---- GIVEN ENTRIES

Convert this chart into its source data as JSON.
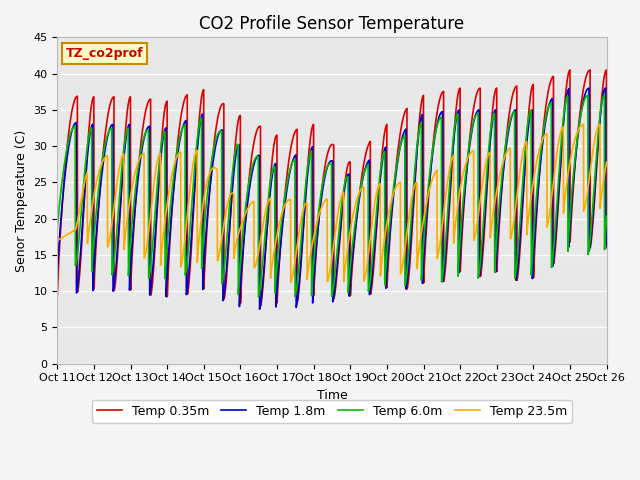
{
  "title": "CO2 Profile Sensor Temperature",
  "ylabel": "Senor Temperature (C)",
  "xlabel": "Time",
  "xlim": [
    0,
    15
  ],
  "ylim": [
    0,
    45
  ],
  "yticks": [
    0,
    5,
    10,
    15,
    20,
    25,
    30,
    35,
    40,
    45
  ],
  "xtick_labels": [
    "Oct 11",
    "Oct 12",
    "Oct 13",
    "Oct 14",
    "Oct 15",
    "Oct 16",
    "Oct 17",
    "Oct 18",
    "Oct 19",
    "Oct 20",
    "Oct 21",
    "Oct 22",
    "Oct 23",
    "Oct 24",
    "Oct 25",
    "Oct 26"
  ],
  "xtick_positions": [
    0,
    1,
    2,
    3,
    4,
    5,
    6,
    7,
    8,
    9,
    10,
    11,
    12,
    13,
    14,
    15
  ],
  "annotation_text": "TZ_co2prof",
  "annotation_color": "#cc0000",
  "annotation_bg": "#ffffcc",
  "annotation_border": "#cc8800",
  "lines": [
    {
      "label": "Temp 0.35m",
      "color": "#dd0000",
      "lw": 1.2
    },
    {
      "label": "Temp 1.8m",
      "color": "#0000cc",
      "lw": 1.2
    },
    {
      "label": "Temp 6.0m",
      "color": "#00bb00",
      "lw": 1.2
    },
    {
      "label": "Temp 23.5m",
      "color": "#ffaa00",
      "lw": 1.2
    }
  ],
  "plot_bg": "#e8e8e8",
  "fig_bg": "#f5f5f5",
  "title_fontsize": 12,
  "axis_fontsize": 9,
  "tick_fontsize": 8,
  "legend_fontsize": 9
}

--------

• WORK INSTRUCTIONS: Extract all the data above exactly, excluding every picture.

• REPLY:
Convert this chart into its source data as JSON.
{
  "title": "CO2 Profile Sensor Temperature",
  "ylabel": "Senor Temperature (C)",
  "xlabel": "Time",
  "xlim": [
    0,
    15
  ],
  "ylim": [
    0,
    45
  ],
  "yticks": [
    0,
    5,
    10,
    15,
    20,
    25,
    30,
    35,
    40,
    45
  ],
  "xtick_labels": [
    "Oct 11",
    "Oct 12",
    "Oct 13",
    "Oct 14",
    "Oct 15",
    "Oct 16",
    "Oct 17",
    "Oct 18",
    "Oct 19",
    "Oct 20",
    "Oct 21",
    "Oct 22",
    "Oct 23",
    "Oct 24",
    "Oct 25",
    "Oct 26"
  ],
  "xtick_positions": [
    0,
    1,
    2,
    3,
    4,
    5,
    6,
    7,
    8,
    9,
    10,
    11,
    12,
    13,
    14,
    15
  ],
  "annotation_text": "TZ_co2prof",
  "annotation_color": "#cc0000",
  "annotation_bg": "#ffffcc",
  "annotation_border": "#cc8800",
  "lines": [
    {
      "label": "Temp 0.35m",
      "color": "#dd0000",
      "lw": 1.2
    },
    {
      "label": "Temp 1.8m",
      "color": "#0000cc",
      "lw": 1.2
    },
    {
      "label": "Temp 6.0m",
      "color": "#00bb00",
      "lw": 1.2
    },
    {
      "label": "Temp 23.5m",
      "color": "#ffaa00",
      "lw": 1.2
    }
  ],
  "plot_bg": "#e8e8e8",
  "fig_bg": "#f5f5f5",
  "title_fontsize": 12,
  "axis_fontsize": 9,
  "tick_fontsize": 8,
  "legend_fontsize": 9
}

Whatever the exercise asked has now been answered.